[start of DATA PROVIDED]

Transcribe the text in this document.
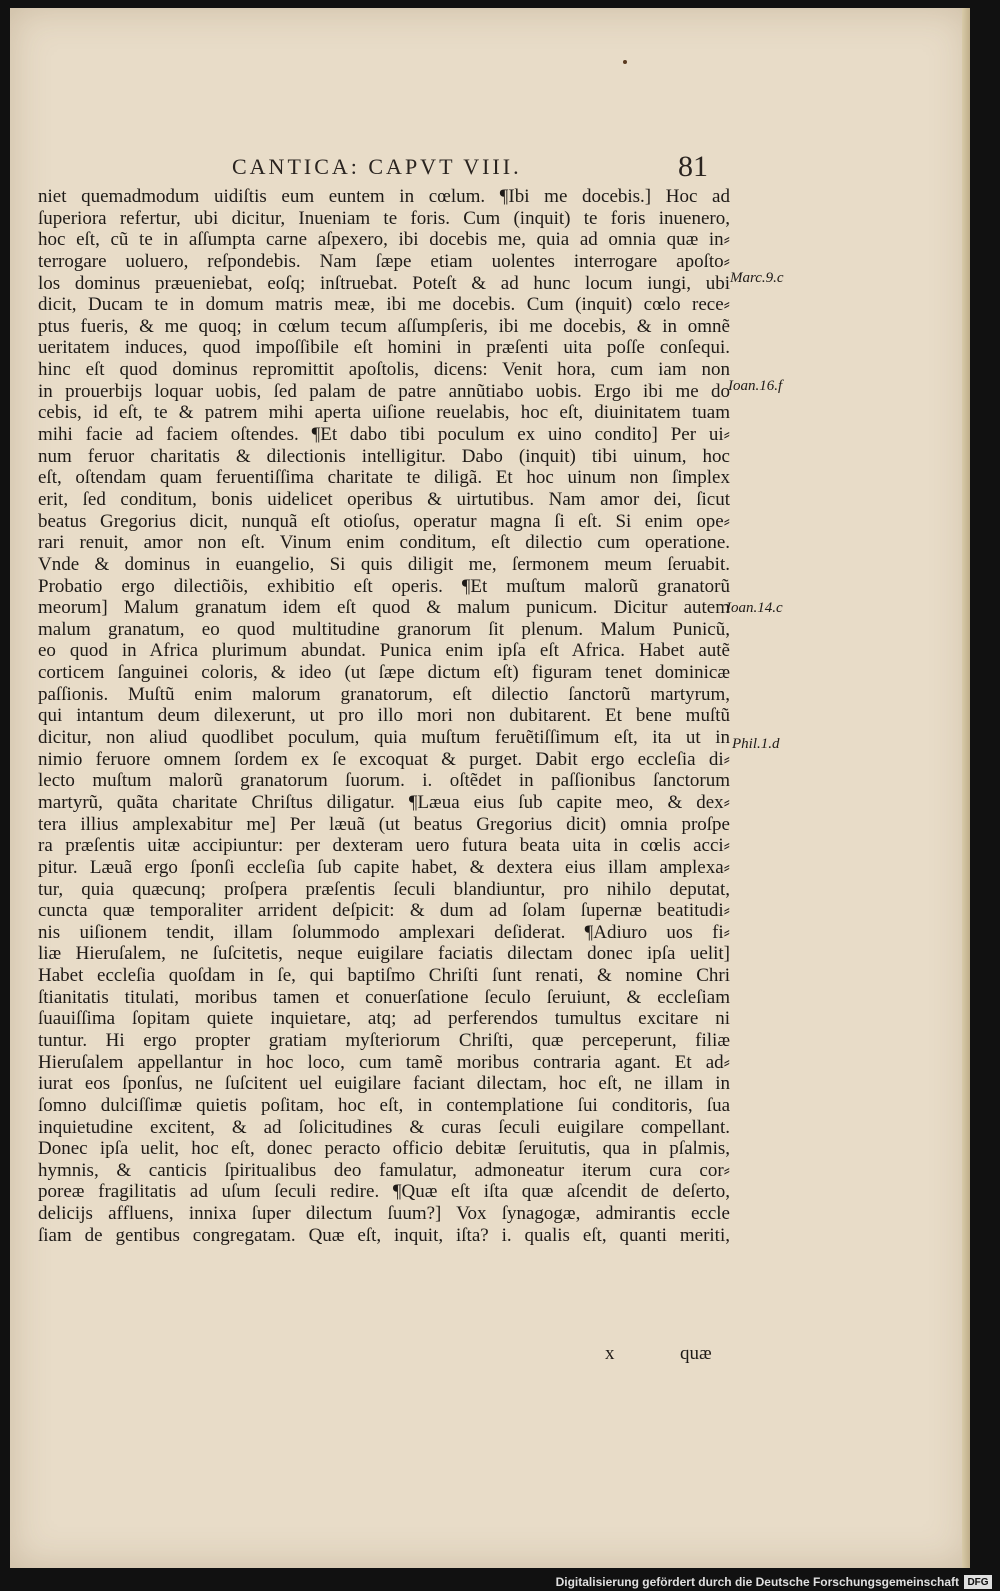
CANTICA: CAPVT VIII.	81
niet quemadmodum uidiſtis eum euntem in cœlum. ¶Ibi me docebis.] Hoc ad
ſuperiora refertur, ubi dicitur, Inueniam te foris. Cum (inquit) te foris inuenero,
hoc eſt, cũ te in aſſumpta carne aſpexero, ibi docebis me, quia ad omnia quæ in⸗
terrogare uoluero, reſpondebis. Nam ſæpe etiam uolentes interrogare apoſto⸗
los dominus præueniebat, eoſq; inſtruebat. Poteſt & ad hunc locum iungi, ubi
dicit, Ducam te in domum matris meæ, ibi me docebis. Cum (inquit) cœlo rece⸗
ptus fueris, & me quoq; in cœlum tecum aſſumpſeris, ibi me docebis, & in omnẽ
ueritatem induces, quod impoſſibile eſt homini in præſenti uita poſſe conſequi.
hinc eſt quod dominus repromittit apoſtolis, dicens: Venit hora, cum iam non
in prouerbijs loquar uobis, ſed palam de patre annũtiabo uobis. Ergo ibi me do
cebis, id eſt, te & patrem mihi aperta uiſione reuelabis, hoc eſt, diuinitatem tuam
mihi facie ad faciem oſtendes. ¶Et dabo tibi poculum ex uino condito] Per ui⸗
num feruor charitatis & dilectionis intelligitur. Dabo (inquit) tibi uinum, hoc
eſt, oſtendam quam feruentiſſima charitate te diligã. Et hoc uinum non ſimplex
erit, ſed conditum, bonis uidelicet operibus & uirtutibus. Nam amor dei, ſicut
beatus Gregorius dicit, nunquã eſt otioſus, operatur magna ſi eſt. Si enim ope⸗
rari renuit, amor non eſt. Vinum enim conditum, eſt dilectio cum operatione.
Vnde & dominus in euangelio, Si quis diligit me, ſermonem meum ſeruabit.
Probatio ergo dilectiõis, exhibitio eſt operis. ¶Et muſtum malorũ granatorũ
meorum] Malum granatum idem eſt quod & malum punicum. Dicitur autem
malum granatum, eo quod multitudine granorum ſit plenum. Malum Punicũ,
eo quod in Africa plurimum abundat. Punica enim ipſa eſt Africa. Habet autẽ
corticem ſanguinei coloris, & ideo (ut ſæpe dictum eſt) figuram tenet dominicæ
paſſionis. Muſtũ enim malorum granatorum, eſt dilectio ſanctorũ martyrum,
qui intantum deum dilexerunt, ut pro illo mori non dubitarent. Et bene muſtũ
dicitur, non aliud quodlibet poculum, quia muſtum feruẽtiſſimum eſt, ita ut in
nimio feruore omnem ſordem ex ſe excoquat & purget. Dabit ergo eccleſia di⸗
lecto muſtum malorũ granatorum ſuorum. i. oſtẽdet in paſſionibus ſanctorum
martyrũ, quãta charitate Chriſtus diligatur. ¶Læua eius ſub capite meo, & dex⸗
tera illius amplexabitur me] Per læuã (ut beatus Gregorius dicit) omnia proſpe
ra præſentis uitæ accipiuntur: per dexteram uero futura beata uita in cœlis acci⸗
pitur. Læuã ergo ſponſi eccleſia ſub capite habet, & dextera eius illam amplexa⸗
tur, quia quæcunq; proſpera præſentis ſeculi blandiuntur, pro nihilo deputat,
cuncta quæ temporaliter arrident deſpicit: & dum ad ſolam ſupernæ beatitudi⸗
nis uiſionem tendit, illam ſolummodo amplexari deſiderat. ¶Adiuro uos fi⸗
liæ Hieruſalem, ne ſuſcitetis, neque euigilare faciatis dilectam donec ipſa uelit]
Habet eccleſia quoſdam in ſe, qui baptiſmo Chriſti ſunt renati, & nomine Chri
ſtianitatis titulati, moribus tamen et conuerſatione ſeculo ſeruiunt, & eccleſiam
ſuauiſſima ſopitam quiete inquietare, atq; ad perferendos tumultus excitare ni
tuntur. Hi ergo propter gratiam myſteriorum Chriſti, quæ perceperunt, filiæ
Hieruſalem appellantur in hoc loco, cum tamẽ moribus contraria agant. Et ad⸗
iurat eos ſponſus, ne ſuſcitent uel euigilare faciant dilectam, hoc eſt, ne illam in
ſomno dulciſſimæ quietis poſitam, hoc eſt, in contemplatione ſui conditoris, ſua
inquietudine excitent, & ad ſolicitudines & curas ſeculi euigilare compellant.
Donec ipſa uelit, hoc eſt, donec peracto officio debitæ ſeruitutis, qua in pſalmis,
hymnis, & canticis ſpiritualibus deo famulatur, admoneatur iterum cura cor⸗
poreæ fragilitatis ad uſum ſeculi redire. ¶Quæ eſt iſta quæ aſcendit de deſerto,
delicijs affluens, innixa ſuper dilectum ſuum?] Vox ſynagogæ, admirantis eccle
ſiam de gentibus congregatam. Quæ eſt, inquit, iſta? i. qualis eſt, quanti meriti,
Marc.9.c
Ioan.16.f
Ioan.14.c
Phil.1.d
x	quæ
Digitalisierung gefördert durch die Deutsche Forschungsgemeinschaft DFG
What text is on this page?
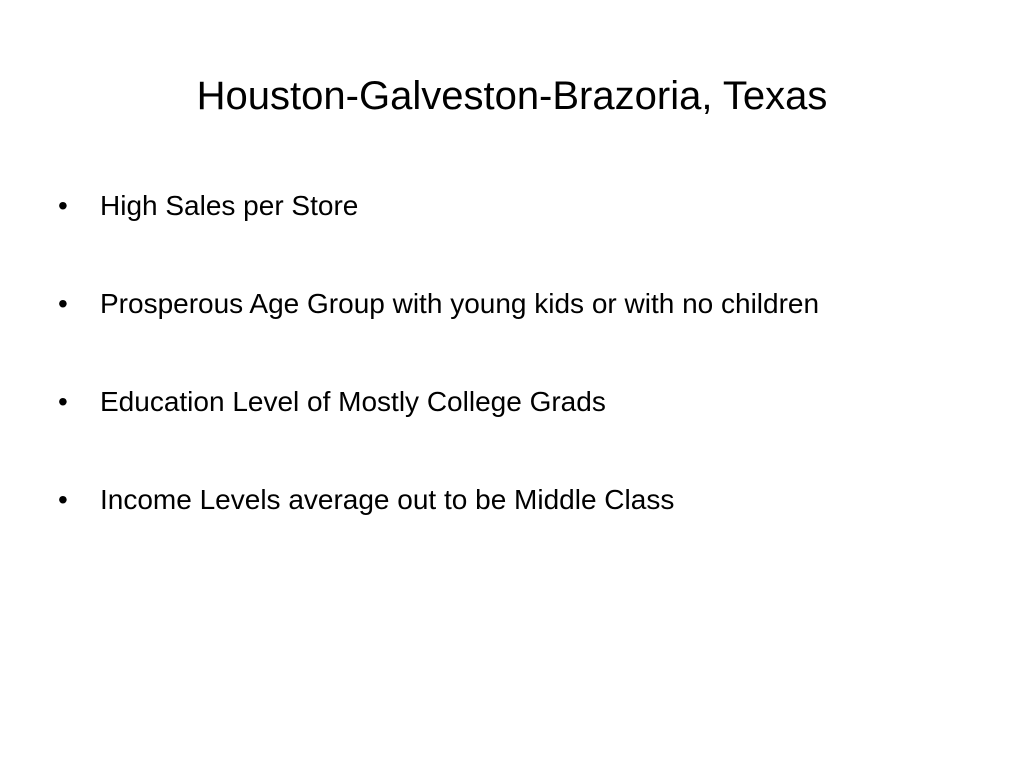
Houston-Galveston-Brazoria, Texas
•	High Sales per Store
•	Prosperous Age Group with young kids or with no children
•	Education Level of Mostly College Grads
•	Income Levels average out to be Middle Class
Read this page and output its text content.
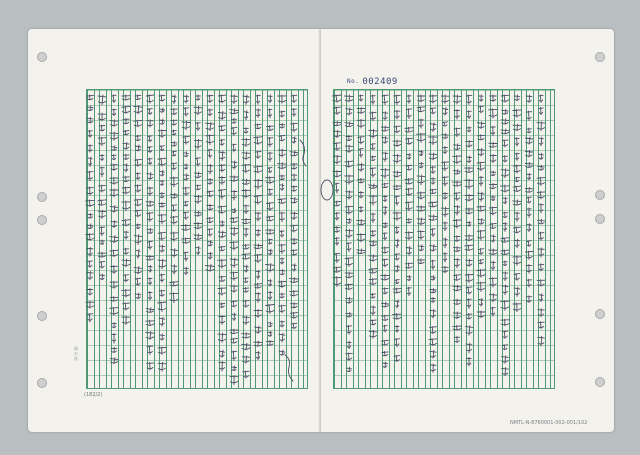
No. 002409
(182/2)
前公社
NMTL-N-8760001-002-001/102
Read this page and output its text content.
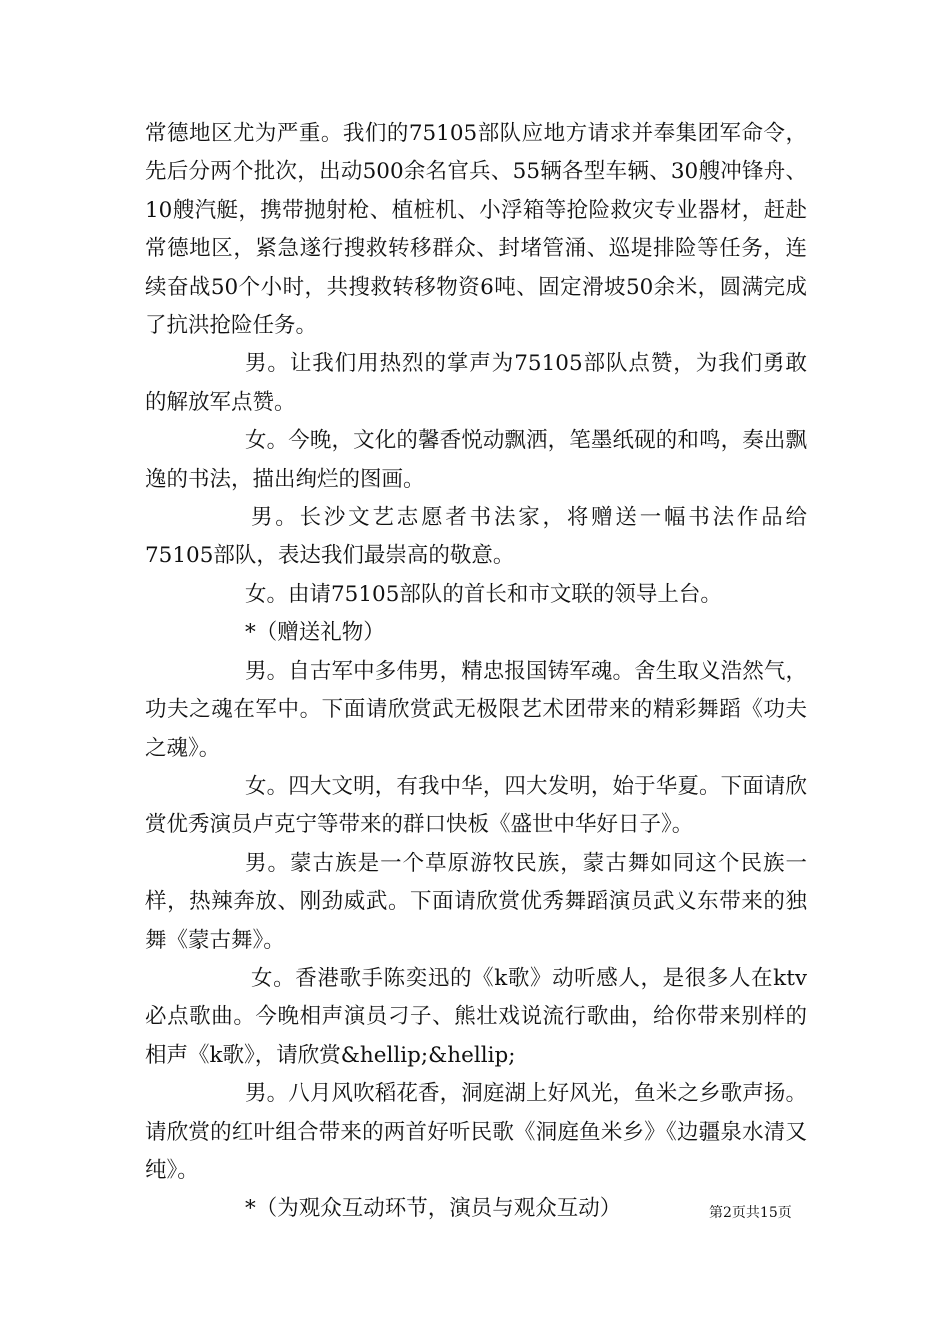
常德地区尤为严重。我们的75105部队应地方请求并奉集团军命令，先后分两个批次，出动500余名官兵、55辆各型车辆、30艘冲锋舟、10艘汽艇，携带抛射枪、植桩机、小浮箱等抢险救灾专业器材，赶赴常德地区，紧急遂行搜救转移群众、封堵管涌、巡堤排险等任务，连续奋战50个小时，共搜救转移物资6吨、固定滑坡50余米，圆满完成了抗洪抢险任务。

男。让我们用热烈的掌声为75105部队点赞，为我们勇敢的解放军点赞。

女。今晚，文化的馨香悦动飘洒，笔墨纸砚的和鸣，奏出飘逸的书法，描出绚烂的图画。

男。长沙文艺志愿者书法家，将赠送一幅书法作品给75105部队，表达我们最崇高的敬意。

女。由请75105部队的首长和市文联的领导上台。

*（赠送礼物）

男。自古军中多伟男，精忠报国铸军魂。舍生取义浩然气，功夫之魂在军中。下面请欣赏武无极限艺术团带来的精彩舞蹈《功夫之魂》。

女。四大文明，有我中华，四大发明，始于华夏。下面请欣赏优秀演员卢克宁等带来的群口快板《盛世中华好日子》。

男。蒙古族是一个草原游牧民族，蒙古舞如同这个民族一样，热辣奔放、刚劲威武。下面请欣赏优秀舞蹈演员武义东带来的独舞《蒙古舞》。

女。香港歌手陈奕迅的《k歌》动听感人，是很多人在ktv必点歌曲。今晚相声演员刁子、熊壮戏说流行歌曲，给你带来别样的相声《k歌》，请欣赏&hellip;&hellip;

男。八月风吹稻花香，洞庭湖上好风光，鱼米之乡歌声扬。请欣赏的红叶组合带来的两首好听民歌《洞庭鱼米乡》《边疆泉水清又纯》。

*（为观众互动环节，演员与观众互动）	第2页共15页
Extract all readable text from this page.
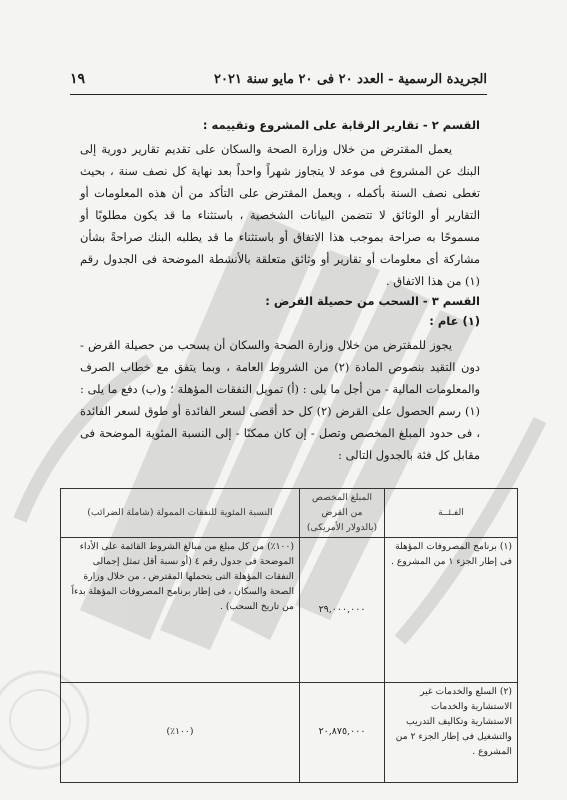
الجريدة الرسمية - العدد ٢٠ فى ٢٠ مايو سنة ٢٠٢١
١٩
القسم ٢ - تقارير الرقابة على المشروع وتقييمه :

يعمل المقترض من خلال وزارة الصحة والسكان على تقديم تقارير دورية إلى البنك عن المشروع فى موعد لا يتجاوز شهراً واحداً بعد نهاية كل نصف سنة ، بحيث تغطى نصف السنة بأكمله ، ويعمل المقترض على التأكد من أن هذه المعلومات أو التقارير أو الوثائق لا تتضمن البيانات الشخصية ، باستثناء ما قد يكون مطلوبًا أو مسموحًا به صراحة بموجب هذا الاتفاق أو باستثناء ما قد يطلبه البنك صراحةً بشأن مشاركة أى معلومات أو تقارير أو وثائق متعلقة بالأنشطة الموضحة فى الجدول رقم (١) من هذا الاتفاق .

القسم ٣ - السحب من حصيلة القرض :
(١) عام :

يجوز للمقترض من خلال وزارة الصحة والسكان أن يسحب من حصيلة القرض - دون التقيد بنصوص المادة (٢) من الشروط العامة ، وبما يتفق مع خطاب الصرف والمعلومات المالية - من أجل ما يلى : (أ) تمويل النفقات المؤهلة ؛ و(ب) دفع ما يلى : (١) رسم الحصول على القرض (٢) كل حد أقصى لسعر الفائدة أو طوق لسعر الفائدة ، فى حدود المبلغ المخصص وتصل - إن كان ممكنًا - إلى النسبة المئوية الموضحة فى مقابل كل فئة بالجدول التالى :

الفـئــة	المبلغ المخصص من القرض (بالدولار الأمريكى)	النسبة المئوية للنفقات الممولة (شاملة الضرائب)
(١) برنامج المصروفات المؤهلة فى إطار الجزء ١ من المشروع .	٢٩,٠٠٠,٠٠٠	(١٠٠٪) من كل مبلغ من مبالغ الشروط القائمة على الأداء الموضحة فى جدول رقم ٤ (أو نسبة أقل تمثل إجمالى النفقات المؤهلة التى يتحملها المقترض ، من خلال وزارة الصحة والسكان ، فى إطار برنامج المصروفات المؤهلة بدءاً من تاريخ السحب) .
(٢) السلع والخدمات غير الاستشارية والخدمات الاستشارية وتكاليف التدريب والتشغيل فى إطار الجزء ٢ من المشروع .	٢٠,٨٧٥,٠٠٠	(١٠٠٪)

[end of DATA PROVIDED]

> **EXERCISE PROMPT**: Read the entries and pick out all lines that include the word "Hieruſalem".

> **COMPLETE ANSWER**:
liæ Hieruſalem, ne ſuſcitetis, neque euigilare faciatis dilectam donec ipſa uelit]
Hieruſalem appellantur in hoc loco, cum tamẽ moribus contraria agant. Et ad⸗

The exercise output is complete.